(Text passage):
-- -- --
It’s often said that hard work beats talent when talent fails to work hard.
It’s one of the biggest truisms in sport.
But what happens when such an undeniable talent belongs to someone with an insatiable appetite for competition?
Well, that’s what set Caleb Serong apart through his junior sporting career – rising through the ranks in both footy and cricket.
And it’s translated to the biggest stage of them all, as he capped off his astonishing rookie AFL season with the 2020 NAB Rising Star Award, in addition to being named the AFL Players Association’s Best First Year Player – an award voted on by his peers and announced in recent days.
Serong won the Rising Star with 48 votes from Gold Coast’s Noah Anderson on 39, and St Kilda key forward Max King with 28.
“It’s a great honour to be awarded the NAB AFL Rising Star, but it’s definitely been a full-on year,” he told Fox Footy’s Sarah Jones during the AFL Awards Show.
“We didn’t really get much of a break at the end of last year, going into the Combine and the draft, and then straight into an AFL pre-season, so to have that carry on into the shutdown period and train for a bit longer, and then finally get a few games underway – it was nice.
“It’s been a long season, but to be honest I’ve loved every minute of it and learned so much this year.”
Serong said he’s learned more than he could have imagined throughout the season from the likes of superstar team mates David Mundy, and dual Brownlow medallist Nat Fyfe.
“Coming in as a naive 18-year-old, you think you know a lot, but to be honest – training alongside those guys David and Nath, as well as the younger guys like Andy (Brayshaw) and Chez (Adam Cerra) – I’ve learned so much, as well from coaches like JL (senior coach Justin Longmuir) and Josh Carr.
“They’ve all been fantastic – some off-field, some on-field – but to have those guys in the midfield to learn from where I’ve been doing most of my work, it’s been fantastic. I’ve been grabbing them as much as I can – whether it’s on the track after training, or just in the vision room, just to improve as much as I can.”
-- -- --
(Problem 1): Take everything in the records from the first line down to the line containing "- air-sigma2-series-line: [155, 277, 477, 344]", and rename "series-line" to "trace" throughout those lines, leaving all else unchanged.

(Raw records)
-- -- --
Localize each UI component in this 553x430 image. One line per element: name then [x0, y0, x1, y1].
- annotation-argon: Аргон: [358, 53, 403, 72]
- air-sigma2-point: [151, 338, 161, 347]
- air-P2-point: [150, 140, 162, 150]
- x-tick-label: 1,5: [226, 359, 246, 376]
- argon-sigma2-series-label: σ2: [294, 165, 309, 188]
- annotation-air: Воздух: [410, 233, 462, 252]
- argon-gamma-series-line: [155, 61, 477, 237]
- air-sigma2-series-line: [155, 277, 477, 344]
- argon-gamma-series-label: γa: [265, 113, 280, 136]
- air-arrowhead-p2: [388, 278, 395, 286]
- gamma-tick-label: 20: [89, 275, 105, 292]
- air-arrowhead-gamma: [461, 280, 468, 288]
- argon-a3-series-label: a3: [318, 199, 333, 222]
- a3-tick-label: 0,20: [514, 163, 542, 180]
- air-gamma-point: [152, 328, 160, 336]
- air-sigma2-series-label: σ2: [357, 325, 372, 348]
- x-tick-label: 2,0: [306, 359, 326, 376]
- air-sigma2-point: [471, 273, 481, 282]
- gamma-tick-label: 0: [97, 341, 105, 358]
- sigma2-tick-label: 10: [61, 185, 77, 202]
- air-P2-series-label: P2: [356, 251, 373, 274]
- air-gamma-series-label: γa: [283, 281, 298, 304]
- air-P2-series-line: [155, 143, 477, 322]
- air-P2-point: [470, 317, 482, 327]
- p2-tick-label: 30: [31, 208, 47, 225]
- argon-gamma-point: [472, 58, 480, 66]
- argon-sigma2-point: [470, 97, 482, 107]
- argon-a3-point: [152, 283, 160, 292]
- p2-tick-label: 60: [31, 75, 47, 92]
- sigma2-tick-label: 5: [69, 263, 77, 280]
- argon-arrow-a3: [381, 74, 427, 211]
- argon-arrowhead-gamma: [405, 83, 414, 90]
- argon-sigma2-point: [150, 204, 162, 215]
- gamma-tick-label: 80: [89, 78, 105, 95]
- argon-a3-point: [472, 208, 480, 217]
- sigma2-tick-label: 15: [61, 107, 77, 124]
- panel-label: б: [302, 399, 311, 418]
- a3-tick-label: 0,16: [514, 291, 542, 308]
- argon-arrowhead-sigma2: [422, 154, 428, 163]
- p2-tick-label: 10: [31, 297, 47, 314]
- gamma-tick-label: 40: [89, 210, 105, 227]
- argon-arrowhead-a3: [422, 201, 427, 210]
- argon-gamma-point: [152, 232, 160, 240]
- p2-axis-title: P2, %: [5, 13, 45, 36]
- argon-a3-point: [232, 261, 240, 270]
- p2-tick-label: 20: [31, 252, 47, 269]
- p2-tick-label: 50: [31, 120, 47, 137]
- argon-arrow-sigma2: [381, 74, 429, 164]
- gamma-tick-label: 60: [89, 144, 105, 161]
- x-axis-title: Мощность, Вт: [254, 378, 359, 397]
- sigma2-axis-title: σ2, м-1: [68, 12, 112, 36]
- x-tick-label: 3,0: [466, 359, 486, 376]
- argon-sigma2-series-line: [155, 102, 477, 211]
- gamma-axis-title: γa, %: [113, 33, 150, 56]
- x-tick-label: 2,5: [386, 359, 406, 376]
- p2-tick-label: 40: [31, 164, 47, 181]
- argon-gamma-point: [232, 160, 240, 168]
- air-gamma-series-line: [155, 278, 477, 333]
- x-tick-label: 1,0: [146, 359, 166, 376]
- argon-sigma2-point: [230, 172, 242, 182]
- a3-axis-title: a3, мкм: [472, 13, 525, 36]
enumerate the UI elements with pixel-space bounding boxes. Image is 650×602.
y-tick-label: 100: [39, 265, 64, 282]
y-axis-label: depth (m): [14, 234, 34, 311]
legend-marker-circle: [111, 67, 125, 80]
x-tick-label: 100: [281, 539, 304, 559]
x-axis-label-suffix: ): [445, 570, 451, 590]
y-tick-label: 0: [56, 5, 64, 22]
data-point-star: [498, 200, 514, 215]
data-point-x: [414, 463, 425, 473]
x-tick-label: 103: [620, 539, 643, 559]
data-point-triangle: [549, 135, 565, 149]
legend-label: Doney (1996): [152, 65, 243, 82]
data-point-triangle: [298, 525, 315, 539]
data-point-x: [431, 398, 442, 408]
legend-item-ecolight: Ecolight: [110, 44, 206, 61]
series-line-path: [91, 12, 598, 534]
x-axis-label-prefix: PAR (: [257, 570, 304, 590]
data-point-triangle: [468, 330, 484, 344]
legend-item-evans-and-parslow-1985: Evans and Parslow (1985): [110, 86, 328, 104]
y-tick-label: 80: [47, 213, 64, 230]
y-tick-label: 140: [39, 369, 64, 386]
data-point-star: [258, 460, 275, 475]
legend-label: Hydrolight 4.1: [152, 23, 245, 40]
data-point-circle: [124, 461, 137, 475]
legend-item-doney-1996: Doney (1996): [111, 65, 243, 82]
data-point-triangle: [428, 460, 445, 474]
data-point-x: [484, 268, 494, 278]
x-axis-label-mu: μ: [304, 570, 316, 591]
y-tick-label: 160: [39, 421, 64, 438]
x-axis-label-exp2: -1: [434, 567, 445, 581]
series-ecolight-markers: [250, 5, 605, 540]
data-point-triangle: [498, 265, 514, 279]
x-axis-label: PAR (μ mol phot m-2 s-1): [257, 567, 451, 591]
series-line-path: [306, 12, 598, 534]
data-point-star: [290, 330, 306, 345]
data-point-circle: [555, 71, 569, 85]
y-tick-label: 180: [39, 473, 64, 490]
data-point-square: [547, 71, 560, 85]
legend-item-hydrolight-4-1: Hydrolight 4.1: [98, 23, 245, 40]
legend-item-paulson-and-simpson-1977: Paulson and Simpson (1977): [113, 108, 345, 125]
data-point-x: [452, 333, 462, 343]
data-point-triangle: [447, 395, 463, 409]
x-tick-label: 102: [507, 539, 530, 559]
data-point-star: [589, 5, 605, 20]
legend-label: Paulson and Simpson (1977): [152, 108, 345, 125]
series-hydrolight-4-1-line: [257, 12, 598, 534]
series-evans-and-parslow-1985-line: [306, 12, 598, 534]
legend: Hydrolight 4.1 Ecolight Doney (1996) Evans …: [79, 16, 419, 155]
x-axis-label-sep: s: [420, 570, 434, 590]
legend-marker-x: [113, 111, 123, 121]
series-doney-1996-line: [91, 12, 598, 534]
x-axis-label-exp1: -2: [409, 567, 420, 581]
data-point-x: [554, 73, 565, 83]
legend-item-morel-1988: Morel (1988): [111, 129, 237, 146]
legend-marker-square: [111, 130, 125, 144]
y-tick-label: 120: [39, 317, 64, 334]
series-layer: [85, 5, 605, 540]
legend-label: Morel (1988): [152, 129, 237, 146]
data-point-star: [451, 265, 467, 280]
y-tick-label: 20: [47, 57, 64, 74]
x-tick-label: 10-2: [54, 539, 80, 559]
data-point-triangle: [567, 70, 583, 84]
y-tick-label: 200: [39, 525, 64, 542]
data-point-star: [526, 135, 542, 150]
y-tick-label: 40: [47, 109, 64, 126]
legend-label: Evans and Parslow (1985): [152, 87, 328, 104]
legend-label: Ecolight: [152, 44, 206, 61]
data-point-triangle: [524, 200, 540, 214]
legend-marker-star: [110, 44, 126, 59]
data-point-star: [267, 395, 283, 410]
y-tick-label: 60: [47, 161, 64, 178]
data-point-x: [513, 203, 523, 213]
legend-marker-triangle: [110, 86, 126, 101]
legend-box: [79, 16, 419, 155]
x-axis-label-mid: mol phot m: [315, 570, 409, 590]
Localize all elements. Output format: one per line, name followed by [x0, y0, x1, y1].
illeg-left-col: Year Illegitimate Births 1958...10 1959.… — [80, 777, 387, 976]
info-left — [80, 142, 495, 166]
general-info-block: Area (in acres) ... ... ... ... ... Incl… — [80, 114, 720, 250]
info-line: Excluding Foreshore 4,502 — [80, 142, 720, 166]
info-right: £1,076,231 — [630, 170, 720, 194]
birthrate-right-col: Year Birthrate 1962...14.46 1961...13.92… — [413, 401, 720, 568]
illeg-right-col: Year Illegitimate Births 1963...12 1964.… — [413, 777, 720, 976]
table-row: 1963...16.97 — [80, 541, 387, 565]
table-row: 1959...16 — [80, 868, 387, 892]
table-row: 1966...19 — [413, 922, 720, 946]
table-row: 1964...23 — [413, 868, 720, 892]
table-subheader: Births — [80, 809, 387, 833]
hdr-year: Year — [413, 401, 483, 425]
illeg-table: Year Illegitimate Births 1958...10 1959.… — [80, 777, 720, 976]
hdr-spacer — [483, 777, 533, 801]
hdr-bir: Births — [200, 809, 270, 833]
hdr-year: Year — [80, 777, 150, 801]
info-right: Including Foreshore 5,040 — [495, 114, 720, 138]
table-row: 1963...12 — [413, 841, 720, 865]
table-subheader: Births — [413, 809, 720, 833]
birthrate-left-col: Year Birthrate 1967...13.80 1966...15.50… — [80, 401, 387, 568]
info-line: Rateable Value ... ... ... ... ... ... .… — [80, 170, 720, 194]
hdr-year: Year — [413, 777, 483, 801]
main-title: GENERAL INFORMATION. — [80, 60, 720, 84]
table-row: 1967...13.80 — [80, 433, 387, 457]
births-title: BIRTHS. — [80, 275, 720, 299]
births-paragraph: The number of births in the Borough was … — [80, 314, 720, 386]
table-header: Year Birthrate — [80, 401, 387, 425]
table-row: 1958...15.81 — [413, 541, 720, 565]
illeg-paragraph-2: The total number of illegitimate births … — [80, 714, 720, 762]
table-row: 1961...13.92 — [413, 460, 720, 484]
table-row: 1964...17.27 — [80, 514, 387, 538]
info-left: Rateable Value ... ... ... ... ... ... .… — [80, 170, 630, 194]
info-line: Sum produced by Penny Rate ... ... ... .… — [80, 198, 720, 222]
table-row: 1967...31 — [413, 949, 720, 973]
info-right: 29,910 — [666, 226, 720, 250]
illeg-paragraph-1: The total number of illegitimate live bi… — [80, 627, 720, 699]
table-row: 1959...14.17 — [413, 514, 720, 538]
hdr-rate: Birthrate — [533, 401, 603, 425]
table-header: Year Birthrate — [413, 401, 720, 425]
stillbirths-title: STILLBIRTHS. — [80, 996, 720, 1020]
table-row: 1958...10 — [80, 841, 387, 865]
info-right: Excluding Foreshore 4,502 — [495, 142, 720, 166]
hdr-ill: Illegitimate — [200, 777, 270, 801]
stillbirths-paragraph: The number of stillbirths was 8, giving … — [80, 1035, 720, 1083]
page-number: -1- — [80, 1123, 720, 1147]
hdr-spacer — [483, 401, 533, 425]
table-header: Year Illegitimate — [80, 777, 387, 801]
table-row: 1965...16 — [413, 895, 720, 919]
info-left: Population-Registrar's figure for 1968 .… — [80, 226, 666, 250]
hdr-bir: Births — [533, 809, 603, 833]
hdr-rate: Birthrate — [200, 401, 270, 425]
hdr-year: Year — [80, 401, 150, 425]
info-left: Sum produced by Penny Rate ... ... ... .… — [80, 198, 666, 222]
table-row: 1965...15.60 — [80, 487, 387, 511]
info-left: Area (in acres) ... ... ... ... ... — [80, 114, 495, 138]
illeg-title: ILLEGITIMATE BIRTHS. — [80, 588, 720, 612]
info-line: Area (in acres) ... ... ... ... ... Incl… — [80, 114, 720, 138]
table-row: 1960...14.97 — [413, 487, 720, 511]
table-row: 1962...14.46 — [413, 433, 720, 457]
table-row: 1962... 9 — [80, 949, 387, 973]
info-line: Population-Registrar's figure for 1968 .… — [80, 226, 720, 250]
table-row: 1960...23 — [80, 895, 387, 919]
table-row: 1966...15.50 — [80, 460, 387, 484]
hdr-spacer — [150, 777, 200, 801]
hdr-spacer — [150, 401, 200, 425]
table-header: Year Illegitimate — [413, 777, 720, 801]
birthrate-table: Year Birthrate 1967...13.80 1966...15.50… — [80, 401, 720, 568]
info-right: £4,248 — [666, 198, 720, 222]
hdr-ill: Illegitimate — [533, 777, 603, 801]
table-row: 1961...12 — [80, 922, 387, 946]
-- -- --
(Problem 2):
Answer these questions from the Caleb Serong article:
(a) How many votes did Serong receive for the Rising Star?
(b) Who voted on the AFL Players Association's Best First Year Player award?
(c) Who did Serong speak to during the AFL Awards Show?

(Complete answer 1):
Localize each UI component in this 553x430 image. One line per element: name then [x0, y0, x1, y1].
- annotation-argon: Аргон: [358, 53, 403, 72]
- air-sigma2-point: [151, 338, 161, 347]
- air-P2-point: [150, 140, 162, 150]
- x-tick-label: 1,5: [226, 359, 246, 376]
- argon-sigma2-series-label: σ2: [294, 165, 309, 188]
- annotation-air: Воздух: [410, 233, 462, 252]
- argon-gamma-trace: [155, 61, 477, 237]
- air-sigma2-trace: [155, 277, 477, 344]

(Complete answer 2):
(a) 48 votes
(b) His peers
(c) Fox Footy's Sarah Jones